• [WORK TO COMPLETE]: Arrange the lines from the first one through the line containing "month-section-title: Sélectionner un", inclusive, as a Markdown table with the columns "No." and "Line", leaving out any blank lines.

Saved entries

%%

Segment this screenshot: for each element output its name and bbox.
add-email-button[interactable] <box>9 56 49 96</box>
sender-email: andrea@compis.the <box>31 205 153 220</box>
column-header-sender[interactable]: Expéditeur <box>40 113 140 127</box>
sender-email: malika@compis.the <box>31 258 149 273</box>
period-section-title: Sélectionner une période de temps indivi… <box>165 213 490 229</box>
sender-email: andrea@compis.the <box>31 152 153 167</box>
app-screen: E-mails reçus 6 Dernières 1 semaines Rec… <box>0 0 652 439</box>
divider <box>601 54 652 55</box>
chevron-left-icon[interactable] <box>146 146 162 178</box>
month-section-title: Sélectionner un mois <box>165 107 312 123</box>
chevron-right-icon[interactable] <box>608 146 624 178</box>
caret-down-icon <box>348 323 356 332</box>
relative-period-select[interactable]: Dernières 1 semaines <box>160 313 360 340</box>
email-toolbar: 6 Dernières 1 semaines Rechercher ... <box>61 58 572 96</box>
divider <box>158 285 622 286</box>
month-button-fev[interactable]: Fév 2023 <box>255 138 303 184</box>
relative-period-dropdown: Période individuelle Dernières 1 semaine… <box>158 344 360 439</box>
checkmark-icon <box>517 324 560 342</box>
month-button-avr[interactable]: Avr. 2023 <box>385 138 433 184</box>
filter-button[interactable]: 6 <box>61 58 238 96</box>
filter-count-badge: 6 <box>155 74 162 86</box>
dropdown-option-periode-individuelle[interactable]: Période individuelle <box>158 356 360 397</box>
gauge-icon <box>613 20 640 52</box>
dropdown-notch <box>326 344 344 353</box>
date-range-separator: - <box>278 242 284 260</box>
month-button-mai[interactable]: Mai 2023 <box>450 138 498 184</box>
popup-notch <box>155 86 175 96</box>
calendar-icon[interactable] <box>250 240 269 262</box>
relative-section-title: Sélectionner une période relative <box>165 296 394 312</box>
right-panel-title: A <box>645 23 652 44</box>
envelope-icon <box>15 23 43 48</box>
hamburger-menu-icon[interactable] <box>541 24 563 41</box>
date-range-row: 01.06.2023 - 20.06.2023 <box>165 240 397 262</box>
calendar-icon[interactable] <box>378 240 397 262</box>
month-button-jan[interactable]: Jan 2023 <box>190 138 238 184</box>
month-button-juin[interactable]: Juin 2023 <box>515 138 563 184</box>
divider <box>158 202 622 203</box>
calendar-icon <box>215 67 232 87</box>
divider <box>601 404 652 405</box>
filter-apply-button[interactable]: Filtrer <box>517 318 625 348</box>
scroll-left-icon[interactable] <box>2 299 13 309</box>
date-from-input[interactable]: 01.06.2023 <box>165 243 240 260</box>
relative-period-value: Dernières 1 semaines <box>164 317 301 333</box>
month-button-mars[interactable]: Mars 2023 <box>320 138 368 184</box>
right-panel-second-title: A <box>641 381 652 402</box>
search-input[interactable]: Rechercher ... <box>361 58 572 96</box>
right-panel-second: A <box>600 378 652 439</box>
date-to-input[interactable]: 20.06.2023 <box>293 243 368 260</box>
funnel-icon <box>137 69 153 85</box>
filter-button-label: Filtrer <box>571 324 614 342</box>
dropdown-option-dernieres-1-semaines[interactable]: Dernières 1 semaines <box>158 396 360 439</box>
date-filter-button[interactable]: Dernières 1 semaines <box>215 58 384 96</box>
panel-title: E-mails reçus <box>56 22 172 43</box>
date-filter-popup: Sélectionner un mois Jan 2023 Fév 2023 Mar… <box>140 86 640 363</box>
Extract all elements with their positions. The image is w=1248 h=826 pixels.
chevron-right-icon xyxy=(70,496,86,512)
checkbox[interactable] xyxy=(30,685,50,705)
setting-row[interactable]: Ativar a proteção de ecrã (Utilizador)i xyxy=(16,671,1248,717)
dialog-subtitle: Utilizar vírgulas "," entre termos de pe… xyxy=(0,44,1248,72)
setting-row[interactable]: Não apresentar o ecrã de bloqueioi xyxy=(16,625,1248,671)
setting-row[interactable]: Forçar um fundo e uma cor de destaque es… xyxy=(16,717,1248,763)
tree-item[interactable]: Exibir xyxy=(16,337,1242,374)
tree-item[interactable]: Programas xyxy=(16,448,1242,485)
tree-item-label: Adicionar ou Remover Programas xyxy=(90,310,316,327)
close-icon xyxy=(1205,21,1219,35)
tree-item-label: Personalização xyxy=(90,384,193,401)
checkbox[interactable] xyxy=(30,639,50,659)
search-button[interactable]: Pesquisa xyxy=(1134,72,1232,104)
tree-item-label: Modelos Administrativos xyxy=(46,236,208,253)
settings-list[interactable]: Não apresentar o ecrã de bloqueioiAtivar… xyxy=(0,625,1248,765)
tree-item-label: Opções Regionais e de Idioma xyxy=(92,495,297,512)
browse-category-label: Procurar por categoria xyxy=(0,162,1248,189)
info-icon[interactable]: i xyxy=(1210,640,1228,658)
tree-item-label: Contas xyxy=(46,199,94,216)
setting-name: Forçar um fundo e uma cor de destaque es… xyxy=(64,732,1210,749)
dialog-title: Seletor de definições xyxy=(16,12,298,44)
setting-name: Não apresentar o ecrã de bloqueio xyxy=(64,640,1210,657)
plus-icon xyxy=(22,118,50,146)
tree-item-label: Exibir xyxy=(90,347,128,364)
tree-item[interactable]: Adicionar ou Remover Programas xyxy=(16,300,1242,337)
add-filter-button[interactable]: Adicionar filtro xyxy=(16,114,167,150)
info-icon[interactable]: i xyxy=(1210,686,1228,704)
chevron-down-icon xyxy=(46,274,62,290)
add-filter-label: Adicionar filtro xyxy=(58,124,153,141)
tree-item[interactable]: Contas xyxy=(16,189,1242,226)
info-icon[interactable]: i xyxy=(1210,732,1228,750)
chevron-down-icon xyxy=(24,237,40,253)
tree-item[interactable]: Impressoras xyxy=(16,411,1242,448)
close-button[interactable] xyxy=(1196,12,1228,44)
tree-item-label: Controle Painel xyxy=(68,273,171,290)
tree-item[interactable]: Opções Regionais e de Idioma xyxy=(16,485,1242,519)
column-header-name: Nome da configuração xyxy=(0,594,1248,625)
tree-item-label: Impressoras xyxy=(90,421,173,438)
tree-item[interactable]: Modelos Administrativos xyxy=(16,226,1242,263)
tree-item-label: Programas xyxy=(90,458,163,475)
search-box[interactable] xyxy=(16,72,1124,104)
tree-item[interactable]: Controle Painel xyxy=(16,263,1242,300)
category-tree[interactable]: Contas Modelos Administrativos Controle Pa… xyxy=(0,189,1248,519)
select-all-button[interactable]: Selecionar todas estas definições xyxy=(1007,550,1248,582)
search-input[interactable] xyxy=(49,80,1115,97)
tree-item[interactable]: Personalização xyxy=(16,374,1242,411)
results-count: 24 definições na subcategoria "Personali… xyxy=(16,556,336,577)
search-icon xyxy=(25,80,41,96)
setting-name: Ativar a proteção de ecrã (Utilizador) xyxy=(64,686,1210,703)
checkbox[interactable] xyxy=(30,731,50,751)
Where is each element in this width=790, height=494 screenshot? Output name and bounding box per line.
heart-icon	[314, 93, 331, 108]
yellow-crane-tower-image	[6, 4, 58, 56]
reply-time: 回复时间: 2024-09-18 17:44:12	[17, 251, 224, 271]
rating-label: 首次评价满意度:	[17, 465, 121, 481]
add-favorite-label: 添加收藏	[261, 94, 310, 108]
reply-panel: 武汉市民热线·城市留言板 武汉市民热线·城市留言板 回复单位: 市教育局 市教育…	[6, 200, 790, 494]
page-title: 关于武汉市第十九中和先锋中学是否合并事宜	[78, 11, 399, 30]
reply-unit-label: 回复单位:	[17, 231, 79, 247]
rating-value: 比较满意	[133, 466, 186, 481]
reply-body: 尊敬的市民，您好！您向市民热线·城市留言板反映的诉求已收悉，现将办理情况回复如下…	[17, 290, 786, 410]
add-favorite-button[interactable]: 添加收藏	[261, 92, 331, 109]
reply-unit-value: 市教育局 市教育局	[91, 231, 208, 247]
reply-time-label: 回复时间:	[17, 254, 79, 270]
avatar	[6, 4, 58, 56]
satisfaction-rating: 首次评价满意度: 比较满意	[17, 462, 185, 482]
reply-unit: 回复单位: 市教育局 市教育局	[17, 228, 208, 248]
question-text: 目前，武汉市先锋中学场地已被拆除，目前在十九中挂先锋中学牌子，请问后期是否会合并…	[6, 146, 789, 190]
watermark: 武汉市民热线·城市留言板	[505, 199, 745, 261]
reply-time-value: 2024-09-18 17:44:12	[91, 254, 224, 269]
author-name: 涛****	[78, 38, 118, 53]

%%

• [RESPONSE TO THE TASK]:
| No. | Line |
|---|---|
| 1 | Segment this screenshot: for each element output its name and bbox. |
| 2 | add-email-button[interactable] <box>9 56 49 96</box> |
| 3 | sender-email: andrea@compis.the <box>31 205 153 220</box> |
| 4 | column-header-sender[interactable]: Expéditeur <box>40 113 140 127</box> |
| 5 | sender-email: malika@compis.the <box>31 258 149 273</box> |
| 6 | period-section-title: Sélectionner une période de temps indivi… <box>165 213 490 229</box> |
| 7 | sender-email: andrea@compis.the <box>31 152 153 167</box> |
| 8 | app-screen: E-mails reçus 6 Dernières 1 semaines Rec… <box>0 0 652 439</box> |
| 9 | divider <box>601 54 652 55</box> |
| 10 | chevron-left-icon[interactable] <box>146 146 162 178</box> |
| 11 | month-section-title: Sélectionner un mois <box>165 107 312 123</box> |